## Saved data entries:
┏━━
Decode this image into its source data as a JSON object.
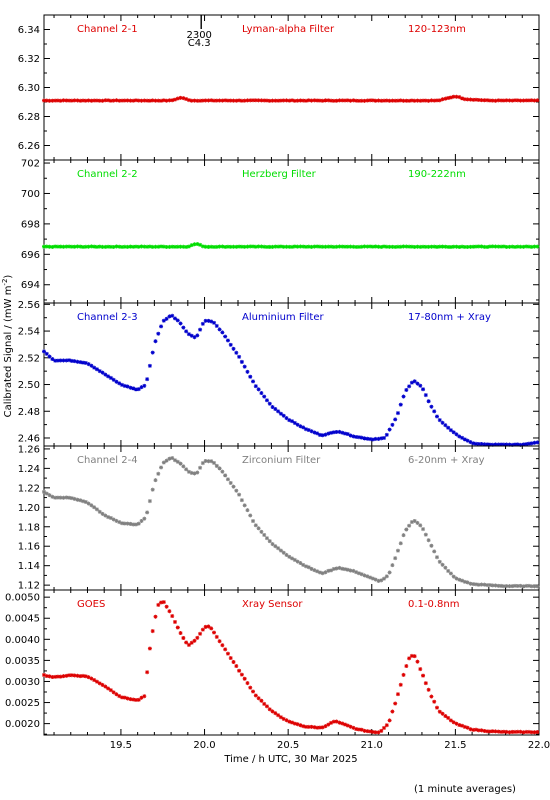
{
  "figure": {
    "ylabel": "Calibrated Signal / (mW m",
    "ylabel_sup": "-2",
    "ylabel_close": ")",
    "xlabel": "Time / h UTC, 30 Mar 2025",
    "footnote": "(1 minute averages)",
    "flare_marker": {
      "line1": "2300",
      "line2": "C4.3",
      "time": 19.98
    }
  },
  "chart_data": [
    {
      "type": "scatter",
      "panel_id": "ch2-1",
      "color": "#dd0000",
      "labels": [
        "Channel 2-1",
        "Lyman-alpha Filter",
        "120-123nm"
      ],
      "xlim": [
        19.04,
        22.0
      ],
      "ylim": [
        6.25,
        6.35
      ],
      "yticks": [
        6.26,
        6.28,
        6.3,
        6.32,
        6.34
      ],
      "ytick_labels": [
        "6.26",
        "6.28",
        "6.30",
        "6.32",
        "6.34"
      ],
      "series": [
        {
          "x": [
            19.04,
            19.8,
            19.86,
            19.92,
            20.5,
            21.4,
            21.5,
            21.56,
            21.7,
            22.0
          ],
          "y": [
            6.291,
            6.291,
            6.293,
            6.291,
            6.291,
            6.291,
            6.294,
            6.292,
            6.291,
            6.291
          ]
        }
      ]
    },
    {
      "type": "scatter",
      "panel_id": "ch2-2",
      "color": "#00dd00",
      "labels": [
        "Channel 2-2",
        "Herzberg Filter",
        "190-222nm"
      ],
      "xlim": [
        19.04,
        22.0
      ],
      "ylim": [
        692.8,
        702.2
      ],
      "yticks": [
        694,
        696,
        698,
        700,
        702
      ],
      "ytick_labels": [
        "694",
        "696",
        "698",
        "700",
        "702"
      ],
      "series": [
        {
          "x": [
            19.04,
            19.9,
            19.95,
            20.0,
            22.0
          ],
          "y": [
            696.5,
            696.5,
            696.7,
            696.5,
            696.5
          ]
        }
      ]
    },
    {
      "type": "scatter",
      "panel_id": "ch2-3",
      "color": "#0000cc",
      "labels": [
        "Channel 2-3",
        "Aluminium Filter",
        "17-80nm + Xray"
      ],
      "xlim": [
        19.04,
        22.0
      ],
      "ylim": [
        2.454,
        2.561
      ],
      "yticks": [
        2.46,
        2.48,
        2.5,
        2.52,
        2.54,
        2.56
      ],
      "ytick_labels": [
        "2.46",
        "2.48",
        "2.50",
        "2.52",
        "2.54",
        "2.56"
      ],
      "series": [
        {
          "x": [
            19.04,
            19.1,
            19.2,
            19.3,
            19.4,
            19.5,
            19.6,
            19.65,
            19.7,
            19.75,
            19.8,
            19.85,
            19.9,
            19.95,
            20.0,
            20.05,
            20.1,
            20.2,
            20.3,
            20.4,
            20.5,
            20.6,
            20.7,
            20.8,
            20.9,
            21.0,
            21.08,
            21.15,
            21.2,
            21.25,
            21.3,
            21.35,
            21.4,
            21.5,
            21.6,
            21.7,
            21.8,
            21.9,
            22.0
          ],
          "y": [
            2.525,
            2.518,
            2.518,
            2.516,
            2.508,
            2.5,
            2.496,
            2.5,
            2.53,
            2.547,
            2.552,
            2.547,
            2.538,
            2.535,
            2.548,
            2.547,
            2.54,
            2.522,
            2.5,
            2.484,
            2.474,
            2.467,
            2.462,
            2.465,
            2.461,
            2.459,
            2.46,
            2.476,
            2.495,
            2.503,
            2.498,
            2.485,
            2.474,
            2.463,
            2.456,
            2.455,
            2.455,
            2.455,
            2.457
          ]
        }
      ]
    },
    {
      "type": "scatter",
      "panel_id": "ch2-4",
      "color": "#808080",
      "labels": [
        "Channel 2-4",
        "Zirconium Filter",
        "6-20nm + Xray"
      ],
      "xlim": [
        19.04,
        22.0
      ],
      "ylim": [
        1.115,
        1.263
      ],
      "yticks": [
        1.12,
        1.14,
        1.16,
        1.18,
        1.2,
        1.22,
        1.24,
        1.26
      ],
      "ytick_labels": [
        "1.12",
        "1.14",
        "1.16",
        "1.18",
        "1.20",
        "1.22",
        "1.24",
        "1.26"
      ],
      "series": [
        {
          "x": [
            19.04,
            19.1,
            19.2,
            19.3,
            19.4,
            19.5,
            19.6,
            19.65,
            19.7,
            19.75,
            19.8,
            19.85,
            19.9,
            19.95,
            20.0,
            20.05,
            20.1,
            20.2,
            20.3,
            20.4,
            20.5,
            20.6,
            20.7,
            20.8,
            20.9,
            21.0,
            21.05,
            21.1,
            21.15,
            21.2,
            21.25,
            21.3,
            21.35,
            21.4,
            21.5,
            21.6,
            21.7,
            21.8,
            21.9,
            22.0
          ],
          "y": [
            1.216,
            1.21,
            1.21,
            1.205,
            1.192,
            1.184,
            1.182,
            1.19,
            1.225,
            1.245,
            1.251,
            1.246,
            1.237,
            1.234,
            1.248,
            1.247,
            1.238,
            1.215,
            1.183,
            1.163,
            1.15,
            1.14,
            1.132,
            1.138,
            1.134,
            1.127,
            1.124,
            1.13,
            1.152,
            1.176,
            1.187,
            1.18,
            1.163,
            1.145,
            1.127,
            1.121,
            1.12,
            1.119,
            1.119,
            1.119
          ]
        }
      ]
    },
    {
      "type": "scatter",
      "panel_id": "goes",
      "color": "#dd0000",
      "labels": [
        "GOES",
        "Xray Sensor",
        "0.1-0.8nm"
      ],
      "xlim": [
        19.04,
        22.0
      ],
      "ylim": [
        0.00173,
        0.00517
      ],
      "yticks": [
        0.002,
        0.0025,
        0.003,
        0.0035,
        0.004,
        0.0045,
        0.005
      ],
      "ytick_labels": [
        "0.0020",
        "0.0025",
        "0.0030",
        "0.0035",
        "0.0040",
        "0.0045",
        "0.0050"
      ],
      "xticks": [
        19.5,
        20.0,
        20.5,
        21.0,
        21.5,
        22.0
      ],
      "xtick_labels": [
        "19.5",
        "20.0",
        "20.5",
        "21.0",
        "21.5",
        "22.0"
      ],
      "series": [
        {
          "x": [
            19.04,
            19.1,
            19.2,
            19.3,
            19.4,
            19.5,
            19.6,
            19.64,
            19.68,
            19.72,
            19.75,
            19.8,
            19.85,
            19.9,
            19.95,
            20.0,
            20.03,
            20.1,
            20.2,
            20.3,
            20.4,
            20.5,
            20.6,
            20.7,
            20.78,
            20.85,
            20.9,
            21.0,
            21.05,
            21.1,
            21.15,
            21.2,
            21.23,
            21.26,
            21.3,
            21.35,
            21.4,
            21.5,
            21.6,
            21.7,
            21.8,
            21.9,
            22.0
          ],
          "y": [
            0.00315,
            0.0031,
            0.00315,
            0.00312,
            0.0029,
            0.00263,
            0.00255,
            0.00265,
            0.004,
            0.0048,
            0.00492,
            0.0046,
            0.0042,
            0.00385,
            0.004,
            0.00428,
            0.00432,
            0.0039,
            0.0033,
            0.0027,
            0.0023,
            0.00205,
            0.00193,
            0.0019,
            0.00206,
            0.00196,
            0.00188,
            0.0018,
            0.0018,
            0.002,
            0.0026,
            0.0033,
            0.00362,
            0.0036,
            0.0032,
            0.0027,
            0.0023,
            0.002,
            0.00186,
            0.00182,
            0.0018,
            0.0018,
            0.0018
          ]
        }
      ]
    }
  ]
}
┗━━
## REQUEST:
Pick out the lines containing the string "Filter".

## WORKED ANSWER:
        "Lyman-alpha Filter",
        "Herzberg Filter",
        "Aluminium Filter",
        "Zirconium Filter",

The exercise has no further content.